What is being asked ▸ Quote all of the data exactly as given. Skip every picture it contains.

Data rows ▸
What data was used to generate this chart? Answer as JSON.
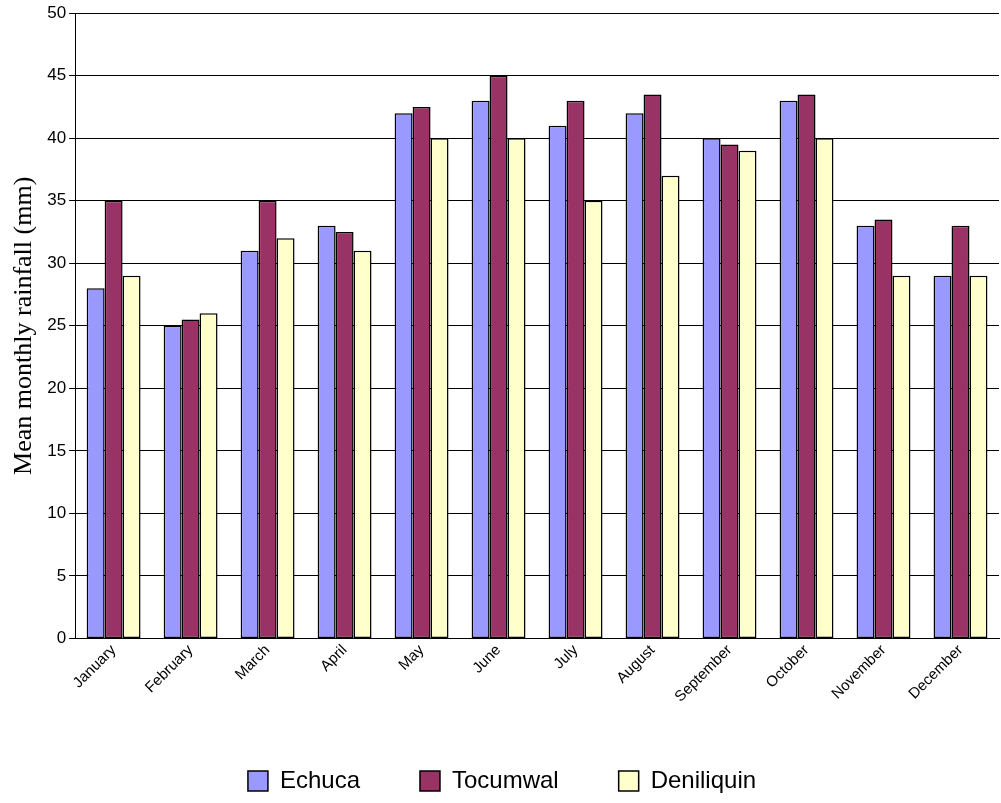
{
  "chart_data": {
    "type": "bar",
    "ylabel": "Mean monthly rainfall (mm)",
    "categories": [
      "January",
      "February",
      "March",
      "April",
      "May",
      "June",
      "July",
      "August",
      "September",
      "October",
      "November",
      "December"
    ],
    "series": [
      {
        "name": "Echuca",
        "color": "#9999ff",
        "values": [
          28,
          25,
          31,
          33,
          42,
          43,
          41,
          42,
          40,
          43,
          33,
          29
        ]
      },
      {
        "name": "Tocumwal",
        "color": "#993366",
        "values": [
          35,
          25.5,
          35,
          32.5,
          42.5,
          45,
          43,
          43.5,
          39.5,
          43.5,
          33.5,
          33
        ]
      },
      {
        "name": "Deniliquin",
        "color": "#ffffcc",
        "values": [
          29,
          26,
          32,
          31,
          40,
          40,
          35,
          37,
          39,
          40,
          29,
          29
        ]
      }
    ],
    "ylim": [
      0,
      50
    ],
    "yticks": [
      0,
      5,
      10,
      15,
      20,
      25,
      30,
      35,
      40,
      45,
      50
    ],
    "grid": "y",
    "legend": "bottom"
  }
}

Right answer ▸
What data was used to generate this chart? Answer as JSON.
{
  "chart_data": {
    "type": "bar",
    "ylabel": "Mean monthly rainfall (mm)",
    "categories": [
      "January",
      "February",
      "March",
      "April",
      "May",
      "June",
      "July",
      "August",
      "September",
      "October",
      "November",
      "December"
    ],
    "series": [
      {
        "name": "Echuca",
        "color": "#9999ff",
        "values": [
          28,
          25,
          31,
          33,
          42,
          43,
          41,
          42,
          40,
          43,
          33,
          29
        ]
      },
      {
        "name": "Tocumwal",
        "color": "#993366",
        "values": [
          35,
          25.5,
          35,
          32.5,
          42.5,
          45,
          43,
          43.5,
          39.5,
          43.5,
          33.5,
          33
        ]
      },
      {
        "name": "Deniliquin",
        "color": "#ffffcc",
        "values": [
          29,
          26,
          32,
          31,
          40,
          40,
          35,
          37,
          39,
          40,
          29,
          29
        ]
      }
    ],
    "ylim": [
      0,
      50
    ],
    "yticks": [
      0,
      5,
      10,
      15,
      20,
      25,
      30,
      35,
      40,
      45,
      50
    ],
    "grid": "y",
    "legend": "bottom"
  }
}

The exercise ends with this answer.